[Start Material shown]

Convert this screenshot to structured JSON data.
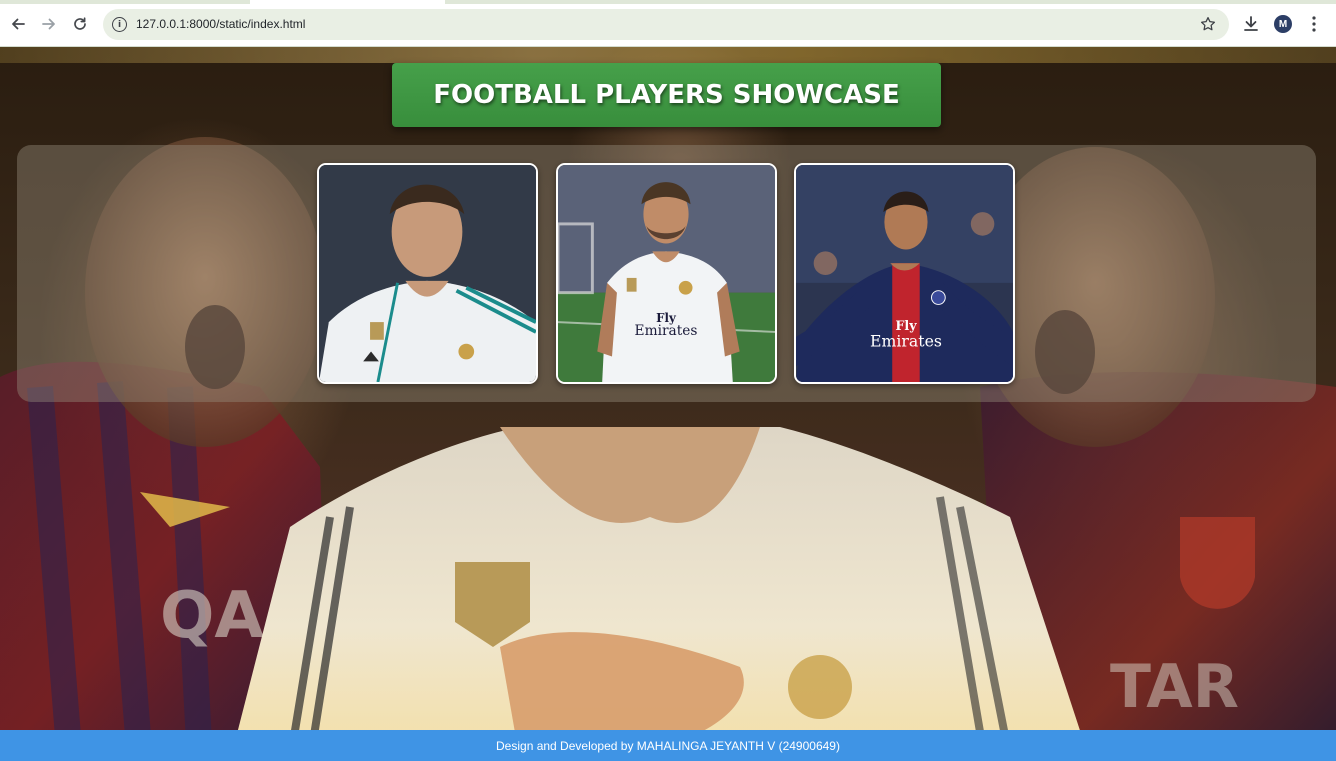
{
  "browser": {
    "url": "127.0.0.1:8000/static/index.html",
    "profile_initial": "M",
    "icons": [
      "back-icon",
      "forward-icon",
      "reload-icon",
      "site-info-icon",
      "star-icon",
      "download-icon",
      "more-menu-icon"
    ]
  },
  "page": {
    "title": "FOOTBALL PLAYERS SHOWCASE",
    "accent_color": "#388e3c",
    "footer_color": "#3f94e5",
    "players": [
      {
        "kit": "Real Madrid white kit",
        "sponsor": ""
      },
      {
        "kit": "Real Madrid white kit",
        "sponsor": "Fly Emirates"
      },
      {
        "kit": "PSG navy kit",
        "sponsor": "Fly Emirates"
      }
    ],
    "footer_text": "Design and Developed by MAHALINGA JEYANTH V (24900649)"
  }
}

[End Material shown]

(Short exercise):
Omit any images, then output the listing exactly.

(Complete answer):
Convert this screenshot to structured JSON data.
{
  "browser": {
    "url": "127.0.0.1:8000/static/index.html",
    "profile_initial": "M",
    "icons": [
      "back-icon",
      "forward-icon",
      "reload-icon",
      "site-info-icon",
      "star-icon",
      "download-icon",
      "more-menu-icon"
    ]
  },
  "page": {
    "title": "FOOTBALL PLAYERS SHOWCASE",
    "accent_color": "#388e3c",
    "footer_color": "#3f94e5",
    "players": [
      {
        "kit": "Real Madrid white kit",
        "sponsor": ""
      },
      {
        "kit": "Real Madrid white kit",
        "sponsor": "Fly Emirates"
      },
      {
        "kit": "PSG navy kit",
        "sponsor": "Fly Emirates"
      }
    ],
    "footer_text": "Design and Developed by MAHALINGA JEYANTH V (24900649)"
  }
}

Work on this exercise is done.